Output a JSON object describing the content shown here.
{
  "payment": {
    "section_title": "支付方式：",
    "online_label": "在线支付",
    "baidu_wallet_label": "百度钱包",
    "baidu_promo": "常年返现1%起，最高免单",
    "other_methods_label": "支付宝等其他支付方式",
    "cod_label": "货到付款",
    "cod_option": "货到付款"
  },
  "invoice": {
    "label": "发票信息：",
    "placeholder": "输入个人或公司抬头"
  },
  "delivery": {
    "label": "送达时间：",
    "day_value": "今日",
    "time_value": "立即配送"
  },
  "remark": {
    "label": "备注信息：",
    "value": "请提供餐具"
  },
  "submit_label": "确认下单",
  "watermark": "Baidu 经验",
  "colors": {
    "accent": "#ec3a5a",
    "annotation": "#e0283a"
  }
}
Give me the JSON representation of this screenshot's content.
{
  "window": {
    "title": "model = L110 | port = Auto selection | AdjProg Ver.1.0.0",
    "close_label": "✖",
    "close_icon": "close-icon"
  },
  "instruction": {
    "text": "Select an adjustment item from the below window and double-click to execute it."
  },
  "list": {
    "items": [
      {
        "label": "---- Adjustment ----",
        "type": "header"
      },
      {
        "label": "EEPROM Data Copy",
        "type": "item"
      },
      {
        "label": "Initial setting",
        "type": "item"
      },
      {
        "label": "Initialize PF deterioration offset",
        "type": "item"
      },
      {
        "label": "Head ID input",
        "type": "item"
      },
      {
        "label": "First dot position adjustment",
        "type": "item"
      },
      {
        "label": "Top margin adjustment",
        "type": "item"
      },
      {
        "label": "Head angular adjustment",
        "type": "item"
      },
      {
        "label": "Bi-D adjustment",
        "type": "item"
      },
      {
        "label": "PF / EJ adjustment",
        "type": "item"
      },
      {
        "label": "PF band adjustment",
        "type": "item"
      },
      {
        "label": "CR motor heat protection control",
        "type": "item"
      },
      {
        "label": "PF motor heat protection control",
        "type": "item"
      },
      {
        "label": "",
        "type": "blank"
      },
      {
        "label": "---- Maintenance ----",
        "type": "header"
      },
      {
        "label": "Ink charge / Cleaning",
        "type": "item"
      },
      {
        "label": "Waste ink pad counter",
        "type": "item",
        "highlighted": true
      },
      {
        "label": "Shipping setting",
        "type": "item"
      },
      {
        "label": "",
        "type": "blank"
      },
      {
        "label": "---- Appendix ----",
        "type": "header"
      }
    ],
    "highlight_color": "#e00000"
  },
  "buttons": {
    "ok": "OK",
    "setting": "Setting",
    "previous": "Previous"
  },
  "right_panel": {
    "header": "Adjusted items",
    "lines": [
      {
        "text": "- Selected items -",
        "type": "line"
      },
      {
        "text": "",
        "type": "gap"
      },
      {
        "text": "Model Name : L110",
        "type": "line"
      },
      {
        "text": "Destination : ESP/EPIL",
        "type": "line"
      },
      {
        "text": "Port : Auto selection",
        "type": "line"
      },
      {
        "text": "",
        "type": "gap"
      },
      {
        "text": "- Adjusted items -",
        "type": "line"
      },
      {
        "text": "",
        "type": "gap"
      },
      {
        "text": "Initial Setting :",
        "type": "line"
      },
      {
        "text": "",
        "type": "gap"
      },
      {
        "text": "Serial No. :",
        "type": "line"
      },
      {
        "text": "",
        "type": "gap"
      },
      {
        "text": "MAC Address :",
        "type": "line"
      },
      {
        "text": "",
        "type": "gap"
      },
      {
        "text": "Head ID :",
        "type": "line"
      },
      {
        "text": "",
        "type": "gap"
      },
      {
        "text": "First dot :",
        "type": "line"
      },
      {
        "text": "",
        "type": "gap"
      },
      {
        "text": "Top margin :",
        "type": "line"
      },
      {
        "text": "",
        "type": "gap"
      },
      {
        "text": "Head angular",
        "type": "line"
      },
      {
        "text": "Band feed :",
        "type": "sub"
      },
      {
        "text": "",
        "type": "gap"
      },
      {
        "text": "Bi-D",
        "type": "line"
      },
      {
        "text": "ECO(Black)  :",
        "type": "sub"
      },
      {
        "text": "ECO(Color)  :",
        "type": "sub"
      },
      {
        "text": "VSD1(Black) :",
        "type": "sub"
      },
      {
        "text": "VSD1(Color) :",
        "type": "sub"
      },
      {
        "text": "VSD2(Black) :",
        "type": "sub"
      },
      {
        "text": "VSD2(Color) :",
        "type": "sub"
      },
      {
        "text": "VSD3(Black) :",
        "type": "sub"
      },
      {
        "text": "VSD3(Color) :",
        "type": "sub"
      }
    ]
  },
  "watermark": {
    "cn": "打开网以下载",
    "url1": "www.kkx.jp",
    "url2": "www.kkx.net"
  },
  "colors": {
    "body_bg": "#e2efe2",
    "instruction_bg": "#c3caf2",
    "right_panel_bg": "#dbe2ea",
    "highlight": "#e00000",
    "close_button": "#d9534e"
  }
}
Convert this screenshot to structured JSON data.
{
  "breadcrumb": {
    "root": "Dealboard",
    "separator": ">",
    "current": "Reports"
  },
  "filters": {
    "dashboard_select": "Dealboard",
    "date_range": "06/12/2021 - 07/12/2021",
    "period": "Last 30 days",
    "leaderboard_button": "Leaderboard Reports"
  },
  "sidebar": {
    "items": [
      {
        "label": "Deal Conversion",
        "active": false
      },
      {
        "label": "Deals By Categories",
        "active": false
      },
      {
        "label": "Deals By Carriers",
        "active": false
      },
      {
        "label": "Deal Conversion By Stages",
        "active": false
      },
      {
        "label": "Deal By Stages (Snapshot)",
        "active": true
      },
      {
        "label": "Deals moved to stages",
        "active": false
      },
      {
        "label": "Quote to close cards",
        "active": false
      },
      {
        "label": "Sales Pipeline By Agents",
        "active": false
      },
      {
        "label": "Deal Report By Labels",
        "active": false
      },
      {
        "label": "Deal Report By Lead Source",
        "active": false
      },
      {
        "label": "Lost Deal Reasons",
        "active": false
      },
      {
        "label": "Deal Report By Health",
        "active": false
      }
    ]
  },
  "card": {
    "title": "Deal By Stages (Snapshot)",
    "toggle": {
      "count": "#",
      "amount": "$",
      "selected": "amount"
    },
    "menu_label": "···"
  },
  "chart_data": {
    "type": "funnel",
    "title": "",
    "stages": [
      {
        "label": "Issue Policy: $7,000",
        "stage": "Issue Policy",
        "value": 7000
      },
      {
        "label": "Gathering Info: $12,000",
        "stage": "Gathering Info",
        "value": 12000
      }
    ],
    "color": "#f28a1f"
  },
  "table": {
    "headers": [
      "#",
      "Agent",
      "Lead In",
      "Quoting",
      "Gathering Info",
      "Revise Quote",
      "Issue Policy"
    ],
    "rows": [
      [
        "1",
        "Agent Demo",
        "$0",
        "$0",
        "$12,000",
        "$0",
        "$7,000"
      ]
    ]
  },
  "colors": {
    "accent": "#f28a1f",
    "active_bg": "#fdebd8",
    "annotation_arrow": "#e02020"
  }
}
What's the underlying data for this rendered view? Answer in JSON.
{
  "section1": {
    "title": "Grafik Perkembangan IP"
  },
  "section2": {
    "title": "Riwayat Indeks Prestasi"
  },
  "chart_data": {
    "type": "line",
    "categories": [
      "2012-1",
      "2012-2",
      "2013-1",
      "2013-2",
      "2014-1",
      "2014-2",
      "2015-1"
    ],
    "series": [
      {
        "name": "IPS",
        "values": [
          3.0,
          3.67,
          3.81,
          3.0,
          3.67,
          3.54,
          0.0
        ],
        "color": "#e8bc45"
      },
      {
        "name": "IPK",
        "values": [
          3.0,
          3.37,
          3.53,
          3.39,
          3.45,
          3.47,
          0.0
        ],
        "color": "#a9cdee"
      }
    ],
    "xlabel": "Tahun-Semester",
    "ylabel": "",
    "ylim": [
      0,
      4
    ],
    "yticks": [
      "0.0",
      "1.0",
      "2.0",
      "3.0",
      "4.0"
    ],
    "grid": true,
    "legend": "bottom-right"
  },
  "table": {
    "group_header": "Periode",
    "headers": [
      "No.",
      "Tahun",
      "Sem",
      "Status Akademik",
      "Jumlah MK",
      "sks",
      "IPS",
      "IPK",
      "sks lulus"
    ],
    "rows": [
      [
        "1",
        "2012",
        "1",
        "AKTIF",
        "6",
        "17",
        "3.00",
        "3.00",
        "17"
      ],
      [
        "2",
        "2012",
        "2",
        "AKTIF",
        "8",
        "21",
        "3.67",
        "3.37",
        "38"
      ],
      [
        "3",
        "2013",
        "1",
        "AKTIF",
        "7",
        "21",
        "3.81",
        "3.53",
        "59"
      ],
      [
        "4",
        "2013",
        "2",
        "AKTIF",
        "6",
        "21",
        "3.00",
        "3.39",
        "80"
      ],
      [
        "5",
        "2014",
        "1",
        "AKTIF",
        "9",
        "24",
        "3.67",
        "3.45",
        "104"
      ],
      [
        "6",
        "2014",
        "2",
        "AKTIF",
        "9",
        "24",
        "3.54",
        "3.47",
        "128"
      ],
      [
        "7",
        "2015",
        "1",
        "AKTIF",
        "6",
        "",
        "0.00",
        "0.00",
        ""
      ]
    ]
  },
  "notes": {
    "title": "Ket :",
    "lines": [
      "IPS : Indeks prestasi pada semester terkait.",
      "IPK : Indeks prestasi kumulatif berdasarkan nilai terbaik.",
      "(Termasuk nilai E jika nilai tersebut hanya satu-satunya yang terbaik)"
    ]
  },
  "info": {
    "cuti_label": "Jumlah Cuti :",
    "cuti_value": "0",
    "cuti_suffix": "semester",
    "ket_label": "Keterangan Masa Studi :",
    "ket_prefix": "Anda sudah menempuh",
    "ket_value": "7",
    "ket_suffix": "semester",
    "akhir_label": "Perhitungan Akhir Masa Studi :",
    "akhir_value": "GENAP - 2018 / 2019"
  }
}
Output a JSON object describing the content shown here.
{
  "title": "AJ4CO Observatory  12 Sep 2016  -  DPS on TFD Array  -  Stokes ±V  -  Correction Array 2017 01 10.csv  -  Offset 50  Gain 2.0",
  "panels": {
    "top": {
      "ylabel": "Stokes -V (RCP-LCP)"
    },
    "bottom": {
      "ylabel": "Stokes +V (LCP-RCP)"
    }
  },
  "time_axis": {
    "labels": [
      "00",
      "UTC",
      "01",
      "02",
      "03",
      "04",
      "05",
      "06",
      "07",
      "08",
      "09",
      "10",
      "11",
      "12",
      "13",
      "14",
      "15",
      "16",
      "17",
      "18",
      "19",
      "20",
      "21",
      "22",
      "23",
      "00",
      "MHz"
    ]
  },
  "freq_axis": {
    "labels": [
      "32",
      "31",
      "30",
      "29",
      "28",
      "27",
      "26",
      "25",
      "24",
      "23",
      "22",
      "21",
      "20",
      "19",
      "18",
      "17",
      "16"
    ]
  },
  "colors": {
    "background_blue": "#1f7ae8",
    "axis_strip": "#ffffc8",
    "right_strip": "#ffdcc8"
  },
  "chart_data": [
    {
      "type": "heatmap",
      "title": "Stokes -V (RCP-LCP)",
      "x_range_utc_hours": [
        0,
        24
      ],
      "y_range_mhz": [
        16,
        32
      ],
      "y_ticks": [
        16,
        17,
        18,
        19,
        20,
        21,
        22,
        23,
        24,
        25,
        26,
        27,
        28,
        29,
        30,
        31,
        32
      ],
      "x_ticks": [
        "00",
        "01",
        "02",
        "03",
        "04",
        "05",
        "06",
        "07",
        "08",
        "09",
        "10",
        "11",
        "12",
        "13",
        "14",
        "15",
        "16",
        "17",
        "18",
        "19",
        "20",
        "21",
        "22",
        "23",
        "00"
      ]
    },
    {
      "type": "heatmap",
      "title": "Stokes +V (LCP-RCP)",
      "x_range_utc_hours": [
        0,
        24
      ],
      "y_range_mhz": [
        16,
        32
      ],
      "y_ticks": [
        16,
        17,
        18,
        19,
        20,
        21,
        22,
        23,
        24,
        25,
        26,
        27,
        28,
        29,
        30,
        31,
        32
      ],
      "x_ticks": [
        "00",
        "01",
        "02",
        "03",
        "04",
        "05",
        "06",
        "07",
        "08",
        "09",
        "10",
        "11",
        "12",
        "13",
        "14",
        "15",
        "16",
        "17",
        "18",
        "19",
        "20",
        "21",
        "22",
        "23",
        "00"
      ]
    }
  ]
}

★ ★ ★ ★ ★

• [Objective]:
From the data above, work out how many lines contain the string "Dealboard" and reply with only the number.

• [The result]:
2